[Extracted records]

=====

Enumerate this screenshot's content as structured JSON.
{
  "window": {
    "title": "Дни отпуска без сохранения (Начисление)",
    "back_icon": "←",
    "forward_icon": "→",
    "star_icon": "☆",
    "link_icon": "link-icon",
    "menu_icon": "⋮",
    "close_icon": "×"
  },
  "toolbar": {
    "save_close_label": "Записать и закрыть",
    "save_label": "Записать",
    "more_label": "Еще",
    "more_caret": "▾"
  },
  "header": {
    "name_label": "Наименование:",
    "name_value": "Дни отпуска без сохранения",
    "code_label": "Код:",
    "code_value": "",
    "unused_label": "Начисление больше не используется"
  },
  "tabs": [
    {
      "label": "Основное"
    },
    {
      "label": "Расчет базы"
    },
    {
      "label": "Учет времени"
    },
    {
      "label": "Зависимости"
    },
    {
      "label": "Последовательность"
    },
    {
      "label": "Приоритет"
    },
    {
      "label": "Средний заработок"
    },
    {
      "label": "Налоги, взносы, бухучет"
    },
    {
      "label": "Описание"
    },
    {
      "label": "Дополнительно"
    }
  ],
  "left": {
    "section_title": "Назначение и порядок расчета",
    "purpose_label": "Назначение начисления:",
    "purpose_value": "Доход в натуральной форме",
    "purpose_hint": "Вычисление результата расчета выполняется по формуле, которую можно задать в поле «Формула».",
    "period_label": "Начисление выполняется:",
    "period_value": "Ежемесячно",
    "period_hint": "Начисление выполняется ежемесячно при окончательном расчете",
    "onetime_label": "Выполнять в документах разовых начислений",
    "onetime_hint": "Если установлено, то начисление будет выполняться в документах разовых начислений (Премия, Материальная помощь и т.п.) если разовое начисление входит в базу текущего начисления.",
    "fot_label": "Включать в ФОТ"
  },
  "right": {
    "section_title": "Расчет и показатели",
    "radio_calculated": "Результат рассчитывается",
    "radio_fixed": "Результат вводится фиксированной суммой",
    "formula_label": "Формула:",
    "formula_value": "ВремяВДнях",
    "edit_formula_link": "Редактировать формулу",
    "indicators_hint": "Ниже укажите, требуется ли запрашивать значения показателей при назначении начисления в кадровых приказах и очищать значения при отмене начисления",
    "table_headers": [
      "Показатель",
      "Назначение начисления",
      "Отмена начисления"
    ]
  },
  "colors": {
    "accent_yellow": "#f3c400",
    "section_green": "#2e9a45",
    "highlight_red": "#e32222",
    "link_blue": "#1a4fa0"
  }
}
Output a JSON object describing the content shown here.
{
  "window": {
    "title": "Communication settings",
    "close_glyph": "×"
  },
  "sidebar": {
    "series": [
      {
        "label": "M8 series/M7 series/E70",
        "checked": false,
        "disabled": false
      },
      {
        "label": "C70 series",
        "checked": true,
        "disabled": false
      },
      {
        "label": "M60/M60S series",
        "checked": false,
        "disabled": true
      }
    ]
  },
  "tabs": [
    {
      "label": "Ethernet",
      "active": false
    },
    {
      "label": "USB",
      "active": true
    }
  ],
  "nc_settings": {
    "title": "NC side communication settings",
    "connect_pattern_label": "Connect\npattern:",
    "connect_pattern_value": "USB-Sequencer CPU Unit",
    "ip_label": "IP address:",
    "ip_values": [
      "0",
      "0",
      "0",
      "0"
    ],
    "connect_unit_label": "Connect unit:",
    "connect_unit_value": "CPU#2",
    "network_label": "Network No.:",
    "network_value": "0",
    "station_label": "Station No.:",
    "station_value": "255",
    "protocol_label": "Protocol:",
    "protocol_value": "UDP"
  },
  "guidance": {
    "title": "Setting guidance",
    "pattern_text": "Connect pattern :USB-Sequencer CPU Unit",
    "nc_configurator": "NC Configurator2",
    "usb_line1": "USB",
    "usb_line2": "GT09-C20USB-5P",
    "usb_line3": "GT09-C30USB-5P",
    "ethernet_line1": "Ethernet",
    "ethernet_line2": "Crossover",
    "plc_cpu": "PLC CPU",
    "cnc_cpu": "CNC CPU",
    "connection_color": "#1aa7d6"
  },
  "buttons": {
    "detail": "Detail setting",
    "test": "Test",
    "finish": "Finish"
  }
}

=====

Task prompt -> What number of lines in the records contain the word "Sequencer"? Answer with that number alone.

Solution -> 2